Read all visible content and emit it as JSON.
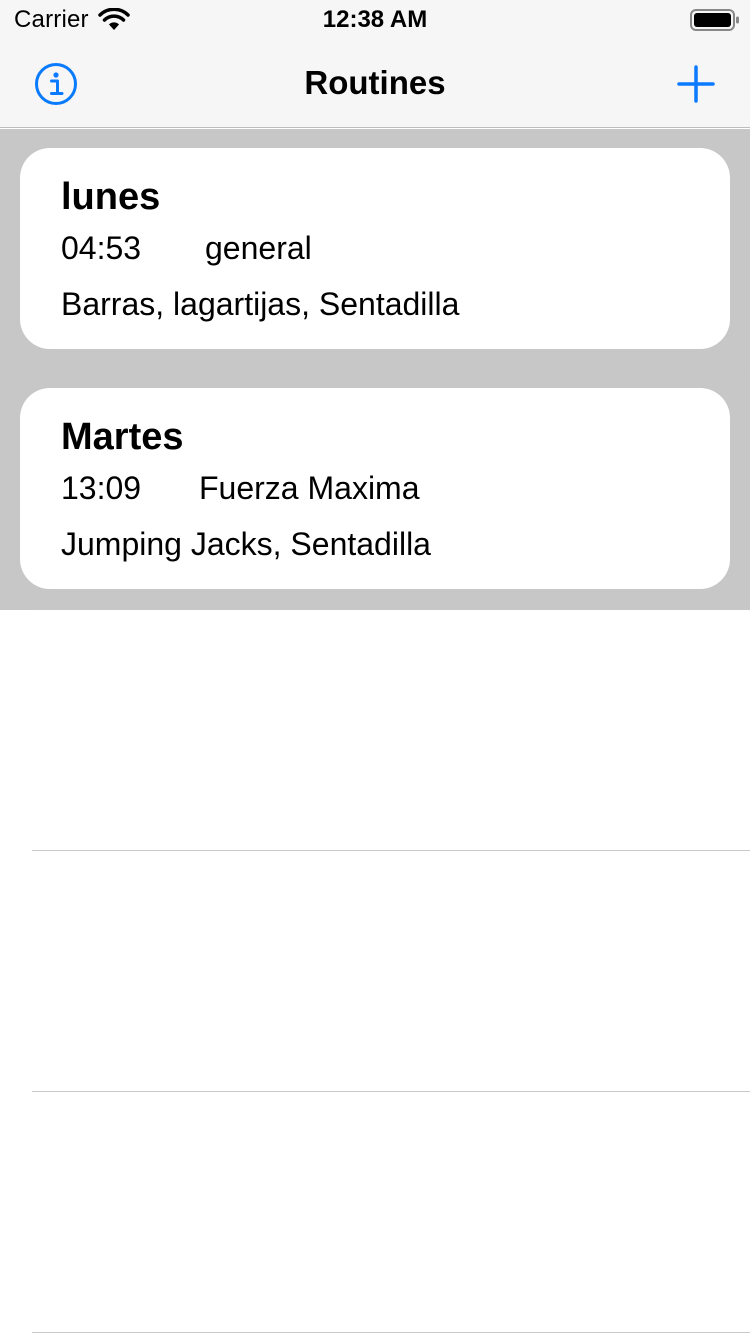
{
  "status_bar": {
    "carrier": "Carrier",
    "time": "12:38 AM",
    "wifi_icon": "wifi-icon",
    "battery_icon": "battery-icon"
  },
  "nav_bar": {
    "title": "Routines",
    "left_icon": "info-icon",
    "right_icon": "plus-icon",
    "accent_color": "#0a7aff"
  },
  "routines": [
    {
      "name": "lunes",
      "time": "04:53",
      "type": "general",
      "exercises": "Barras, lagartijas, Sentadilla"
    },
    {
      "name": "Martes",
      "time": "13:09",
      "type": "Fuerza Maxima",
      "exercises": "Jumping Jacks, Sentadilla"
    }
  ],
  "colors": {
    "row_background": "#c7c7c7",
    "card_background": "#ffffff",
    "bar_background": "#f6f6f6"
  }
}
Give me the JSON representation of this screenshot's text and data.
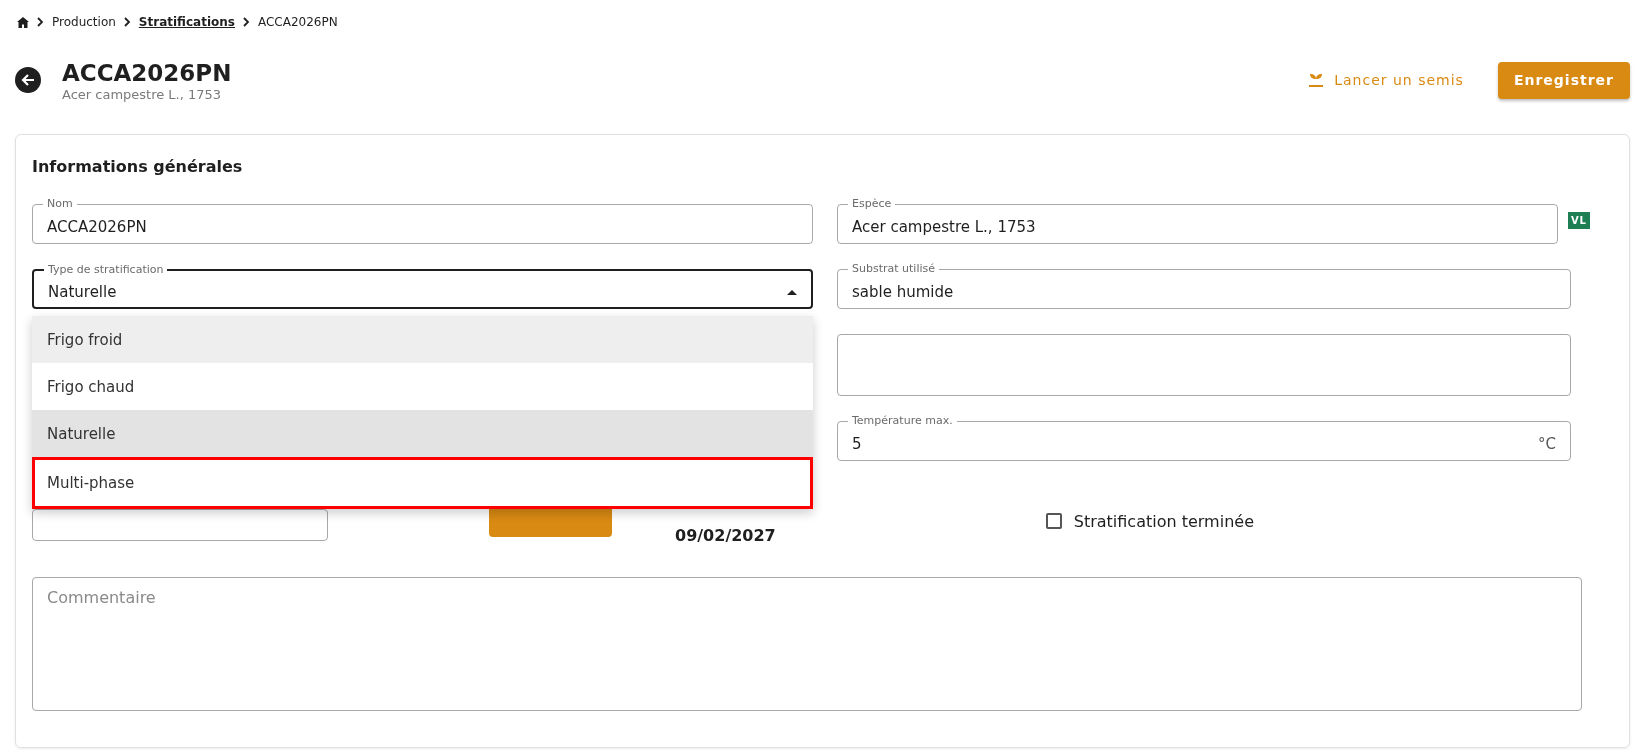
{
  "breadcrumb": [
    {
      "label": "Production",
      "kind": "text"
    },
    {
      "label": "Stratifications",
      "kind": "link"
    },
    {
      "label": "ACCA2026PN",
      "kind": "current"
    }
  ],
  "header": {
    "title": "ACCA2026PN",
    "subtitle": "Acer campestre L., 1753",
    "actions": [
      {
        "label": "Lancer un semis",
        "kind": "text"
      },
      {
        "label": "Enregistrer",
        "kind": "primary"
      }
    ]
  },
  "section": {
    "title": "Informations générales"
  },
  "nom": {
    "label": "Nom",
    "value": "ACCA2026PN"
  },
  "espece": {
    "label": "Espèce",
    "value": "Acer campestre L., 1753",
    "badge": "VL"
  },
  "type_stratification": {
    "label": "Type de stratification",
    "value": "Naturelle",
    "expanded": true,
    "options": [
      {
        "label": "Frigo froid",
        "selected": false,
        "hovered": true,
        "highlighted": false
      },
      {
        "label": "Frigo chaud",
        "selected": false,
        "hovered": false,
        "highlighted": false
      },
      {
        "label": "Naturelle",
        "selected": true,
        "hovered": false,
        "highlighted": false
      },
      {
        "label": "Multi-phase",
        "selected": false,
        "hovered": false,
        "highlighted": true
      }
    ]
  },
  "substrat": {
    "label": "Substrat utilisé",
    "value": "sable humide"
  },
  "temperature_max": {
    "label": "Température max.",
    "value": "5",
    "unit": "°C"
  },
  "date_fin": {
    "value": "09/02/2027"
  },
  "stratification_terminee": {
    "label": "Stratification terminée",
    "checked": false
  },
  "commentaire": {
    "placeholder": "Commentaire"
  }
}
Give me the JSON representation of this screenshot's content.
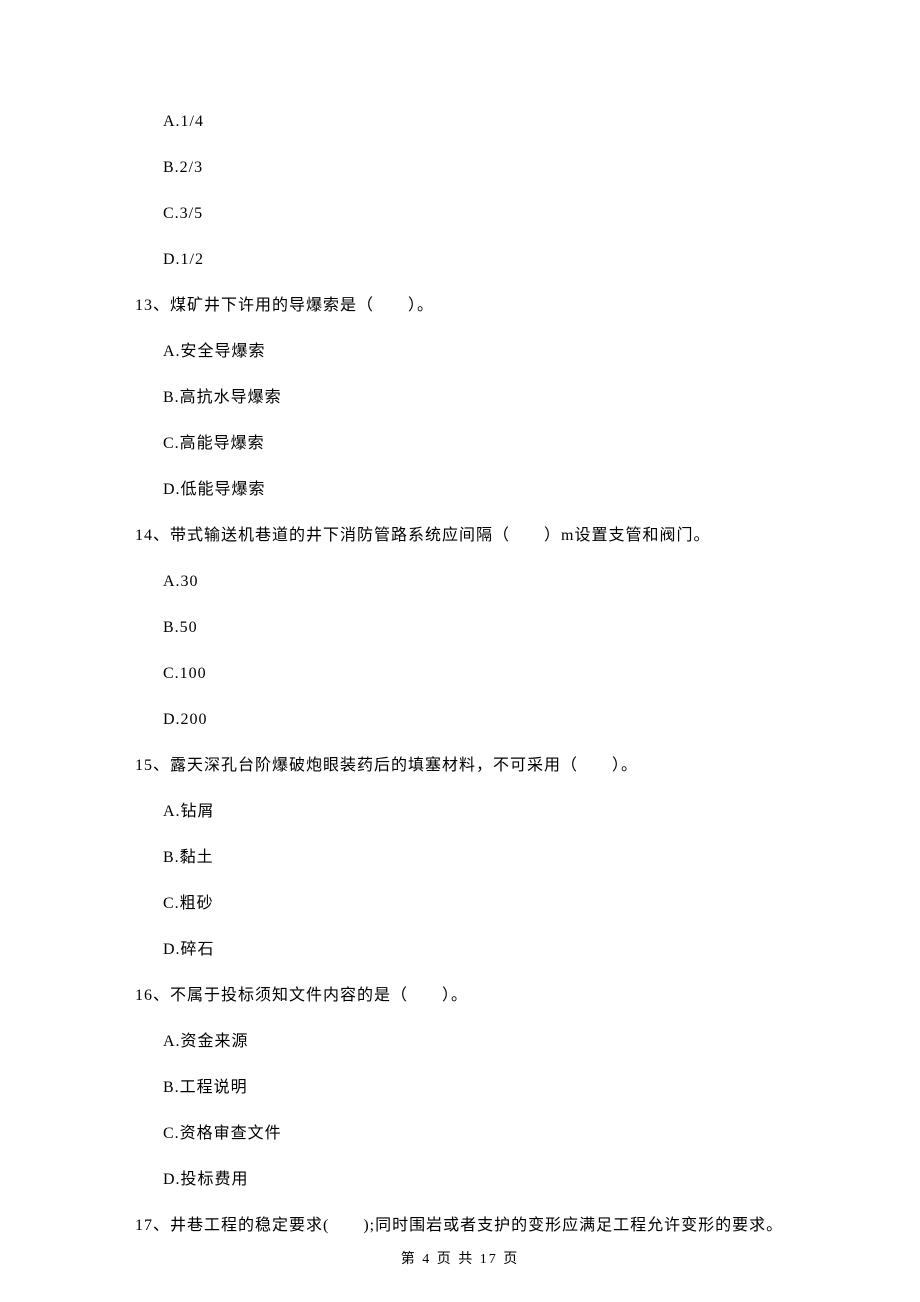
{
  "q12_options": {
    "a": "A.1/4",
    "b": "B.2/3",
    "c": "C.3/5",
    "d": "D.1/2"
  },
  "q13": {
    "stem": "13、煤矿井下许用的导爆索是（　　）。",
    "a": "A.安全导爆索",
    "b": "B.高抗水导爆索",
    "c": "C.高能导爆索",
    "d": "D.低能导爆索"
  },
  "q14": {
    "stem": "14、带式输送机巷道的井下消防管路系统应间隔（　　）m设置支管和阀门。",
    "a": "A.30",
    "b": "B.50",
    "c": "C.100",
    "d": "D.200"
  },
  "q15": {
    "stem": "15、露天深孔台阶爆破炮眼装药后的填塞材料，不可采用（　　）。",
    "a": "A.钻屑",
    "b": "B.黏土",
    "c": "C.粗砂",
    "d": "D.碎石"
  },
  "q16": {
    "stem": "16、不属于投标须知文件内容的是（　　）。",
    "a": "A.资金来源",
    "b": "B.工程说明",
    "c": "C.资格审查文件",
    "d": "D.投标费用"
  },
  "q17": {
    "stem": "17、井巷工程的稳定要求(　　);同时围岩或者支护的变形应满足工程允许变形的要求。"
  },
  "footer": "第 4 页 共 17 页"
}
# # # #
EXERCISE: Exclude every picture and copy the remaining data exactly.

RESPONSE:
Read all visible content and emit it as JSON.
{
  "status_bar": {
    "carrier": "Carrier",
    "time": "12:38 AM",
    "wifi_icon": "wifi-icon",
    "battery_icon": "battery-icon"
  },
  "nav_bar": {
    "title": "Routines",
    "left_icon": "info-icon",
    "right_icon": "plus-icon",
    "accent_color": "#0a7aff"
  },
  "routines": [
    {
      "name": "lunes",
      "time": "04:53",
      "type": "general",
      "exercises": "Barras, lagartijas, Sentadilla"
    },
    {
      "name": "Martes",
      "time": "13:09",
      "type": "Fuerza Maxima",
      "exercises": "Jumping Jacks, Sentadilla"
    }
  ],
  "colors": {
    "row_background": "#c7c7c7",
    "card_background": "#ffffff",
    "bar_background": "#f6f6f6"
  }
}
Give me the JSON representation of this screenshot's text and data.
{
  "breadcrumb": [
    {
      "label": "Production",
      "kind": "text"
    },
    {
      "label": "Stratifications",
      "kind": "link"
    },
    {
      "label": "ACCA2026PN",
      "kind": "current"
    }
  ],
  "header": {
    "title": "ACCA2026PN",
    "subtitle": "Acer campestre L., 1753",
    "actions": [
      {
        "label": "Lancer un semis",
        "kind": "text"
      },
      {
        "label": "Enregistrer",
        "kind": "primary"
      }
    ]
  },
  "section": {
    "title": "Informations générales"
  },
  "nom": {
    "label": "Nom",
    "value": "ACCA2026PN"
  },
  "espece": {
    "label": "Espèce",
    "value": "Acer campestre L., 1753",
    "badge": "VL"
  },
  "type_stratification": {
    "label": "Type de stratification",
    "value": "Naturelle",
    "expanded": true,
    "options": [
      {
        "label": "Frigo froid",
        "selected": false,
        "hovered": true,
        "highlighted": false
      },
      {
        "label": "Frigo chaud",
        "selected": false,
        "hovered": false,
        "highlighted": false
      },
      {
        "label": "Naturelle",
        "selected": true,
        "hovered": false,
        "highlighted": false
      },
      {
        "label": "Multi-phase",
        "selected": false,
        "hovered": false,
        "highlighted": true
      }
    ]
  },
  "substrat": {
    "label": "Substrat utilisé",
    "value": "sable humide"
  },
  "temperature_max": {
    "label": "Température max.",
    "value": "5",
    "unit": "°C"
  },
  "date_fin": {
    "value": "09/02/2027"
  },
  "stratification_terminee": {
    "label": "Stratification terminée",
    "checked": false
  },
  "commentaire": {
    "placeholder": "Commentaire"
  }
}
Give me the JSON representation of this screenshot's content.
{
  "q12_options": {
    "a": "A.1/4",
    "b": "B.2/3",
    "c": "C.3/5",
    "d": "D.1/2"
  },
  "q13": {
    "stem": "13、煤矿井下许用的导爆索是（　　）。",
    "a": "A.安全导爆索",
    "b": "B.高抗水导爆索",
    "c": "C.高能导爆索",
    "d": "D.低能导爆索"
  },
  "q14": {
    "stem": "14、带式输送机巷道的井下消防管路系统应间隔（　　）m设置支管和阀门。",
    "a": "A.30",
    "b": "B.50",
    "c": "C.100",
    "d": "D.200"
  },
  "q15": {
    "stem": "15、露天深孔台阶爆破炮眼装药后的填塞材料，不可采用（　　）。",
    "a": "A.钻屑",
    "b": "B.黏土",
    "c": "C.粗砂",
    "d": "D.碎石"
  },
  "q16": {
    "stem": "16、不属于投标须知文件内容的是（　　）。",
    "a": "A.资金来源",
    "b": "B.工程说明",
    "c": "C.资格审查文件",
    "d": "D.投标费用"
  },
  "q17": {
    "stem": "17、井巷工程的稳定要求(　　);同时围岩或者支护的变形应满足工程允许变形的要求。"
  },
  "footer": "第 4 页 共 17 页"
}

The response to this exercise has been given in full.